**EXTRAIT:**
########
A titre principal, en application de la convention collective des cadres de la Métallurgie :

.15 308,07 € à titre d'indemnité compensatrice de préavis

.1 530,81 € à titre d incidence congés payés sur indemnité précitée.

A titre subsidiaire, en application de la convention collective des cadres du Bâtiment :

. 4 001,07 € à titre d'indemnité compensatrice de préavis.

. 400,11 € à titre d'incidence congés payés sur indemnité précitée.

- condamner en outre la société SNEP à lui payer la somme de 25.348,44 € nets à titre de solde de l'indemnité conventionnelle de licenciement.

A titre subsidiaire :

- dire qu'il a subi une inégalité de traitement.

En conséquence :

- condamner la Société SNEP à lui payer la somme de 100 000 € à titre de dommages et intérêts pour le préjudice subi du fait de l'inégalité de traitement.

A titre infiniment subsidiaire et dans le cadre d'un arrêt avant dire droit:

- ordonner à la société SNEP de communiquer les contrats de travail ainsi que les bulletins de salaire de Messieurs [F], [J] et [H] pour les mois d'octobre 2013.
########
**DONNÉES FOURNIES:**
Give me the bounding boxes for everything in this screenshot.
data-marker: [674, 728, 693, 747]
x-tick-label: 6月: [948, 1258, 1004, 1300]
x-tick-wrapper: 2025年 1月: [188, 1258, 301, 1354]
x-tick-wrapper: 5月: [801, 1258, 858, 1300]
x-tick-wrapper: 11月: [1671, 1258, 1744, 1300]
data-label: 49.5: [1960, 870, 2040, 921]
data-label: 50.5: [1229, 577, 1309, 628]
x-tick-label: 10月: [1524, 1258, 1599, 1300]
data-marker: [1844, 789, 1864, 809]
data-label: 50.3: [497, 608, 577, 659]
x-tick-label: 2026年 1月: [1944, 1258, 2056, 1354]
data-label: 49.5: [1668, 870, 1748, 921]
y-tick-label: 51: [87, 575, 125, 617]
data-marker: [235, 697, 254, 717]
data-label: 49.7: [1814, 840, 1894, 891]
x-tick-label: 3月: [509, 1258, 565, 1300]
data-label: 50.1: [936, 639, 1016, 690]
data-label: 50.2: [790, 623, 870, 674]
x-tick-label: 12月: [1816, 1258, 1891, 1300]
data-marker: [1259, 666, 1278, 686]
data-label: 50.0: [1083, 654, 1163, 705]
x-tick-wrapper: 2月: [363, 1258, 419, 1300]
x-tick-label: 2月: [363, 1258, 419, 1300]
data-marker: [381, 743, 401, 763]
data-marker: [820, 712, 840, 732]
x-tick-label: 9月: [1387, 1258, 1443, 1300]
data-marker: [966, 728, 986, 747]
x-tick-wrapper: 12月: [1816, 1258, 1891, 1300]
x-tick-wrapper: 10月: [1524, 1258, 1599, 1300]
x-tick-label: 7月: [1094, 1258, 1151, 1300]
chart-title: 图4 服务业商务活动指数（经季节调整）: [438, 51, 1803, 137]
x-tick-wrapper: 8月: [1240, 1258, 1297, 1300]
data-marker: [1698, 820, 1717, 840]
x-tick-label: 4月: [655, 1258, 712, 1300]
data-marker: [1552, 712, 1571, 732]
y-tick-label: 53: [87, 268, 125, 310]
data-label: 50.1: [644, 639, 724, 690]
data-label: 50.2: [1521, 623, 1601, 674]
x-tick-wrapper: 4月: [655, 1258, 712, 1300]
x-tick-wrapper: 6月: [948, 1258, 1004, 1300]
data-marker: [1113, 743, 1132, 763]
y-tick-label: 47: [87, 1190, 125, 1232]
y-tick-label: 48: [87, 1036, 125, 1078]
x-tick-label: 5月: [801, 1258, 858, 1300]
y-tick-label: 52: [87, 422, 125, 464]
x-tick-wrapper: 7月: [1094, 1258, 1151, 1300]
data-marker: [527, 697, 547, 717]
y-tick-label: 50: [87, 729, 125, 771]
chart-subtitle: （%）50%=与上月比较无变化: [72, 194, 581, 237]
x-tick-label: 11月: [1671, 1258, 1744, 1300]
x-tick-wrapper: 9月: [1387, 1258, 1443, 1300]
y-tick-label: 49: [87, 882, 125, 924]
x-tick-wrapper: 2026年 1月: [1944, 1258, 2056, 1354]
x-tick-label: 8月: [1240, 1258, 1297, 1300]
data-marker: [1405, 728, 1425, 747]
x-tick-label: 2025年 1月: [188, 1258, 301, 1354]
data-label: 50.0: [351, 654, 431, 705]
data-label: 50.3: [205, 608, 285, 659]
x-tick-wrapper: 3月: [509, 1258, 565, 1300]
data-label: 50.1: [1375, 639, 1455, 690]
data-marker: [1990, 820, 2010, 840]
########
**TRAVAIL À FAIRE:**
[a] D'après l'extrait sur le litige avec la société SNEP, à quel titre la somme de 100 000 € est-elle demandée ?
[b] Poursuivez l'extrait sur le litige avec la société SNEP à partir de sa dernière phrase.

**RÉPONSES PAR TÂCHE:**
[a] Elle est demandée à titre de dommages et intérêts pour le préjudice subi du fait de l'inégalité de traitement. Cette demande est présentée à titre subsidiaire, comme conséquence de la demande de dire qu'il a subi une inégalité de traitement.

[b]
2) Sur la rupture du contrat de travail :

- dire que son licenciement est dépourvu de cause réelle et sérieuse et en conséquence de condamner la société SNEP à lui verser la somme de 120.608 € nets au titre de l'indemnité pour licenciement dépourvu de cause réelle et sérieuse sur le fondement de l'article L.1235-3 du Code du travail.

- condamner la Société SNEP à lui payer la somme de 1 841, 70 € correspondant au rappel de congés payés.

En tout état de cause :

- de condamner la Société SNEP, à lui verser les sommes suivantes :

. 1 500 € à titre de dommages et intérêts pour méconnaissance de l'article 3 de l'annexe V de la Convention collective des ETAM du Bâtiment relative à la classification.

. 5.000 € à titre de dommages et intérêts pour préjudice moral.

. 20.000 € à titre de dommages et intérêts pour exécution déloyale du contrat de travail.

.15.000 € à titre de dommages et intérêts en réparation du préjudice d'anxiété résultant de l'exposition fautive à l'amiante jusqu'en 1985.

. 3.500 € au titre de l'article 700 du Code de procédure civile.

- de prononcer la capitalisation des intérêts sur les demandes formulées en application de l'article 1154 du Code Civil.

- de condamner la société SNEP aux entiers dépens.

La société intimée conclut à la confirmation du jugement et au débouté de Monsieur [W]. Elle réclame 3500€ sur le fondement de l'article 700 du code de procédure civile.

Pour un plus ample exposé des faits de la procédure des moyens et des prétentions des parties, il y a lieu de se référer au jugement du conseil de prud'hommes et aux écritures déposées, oralement reprises.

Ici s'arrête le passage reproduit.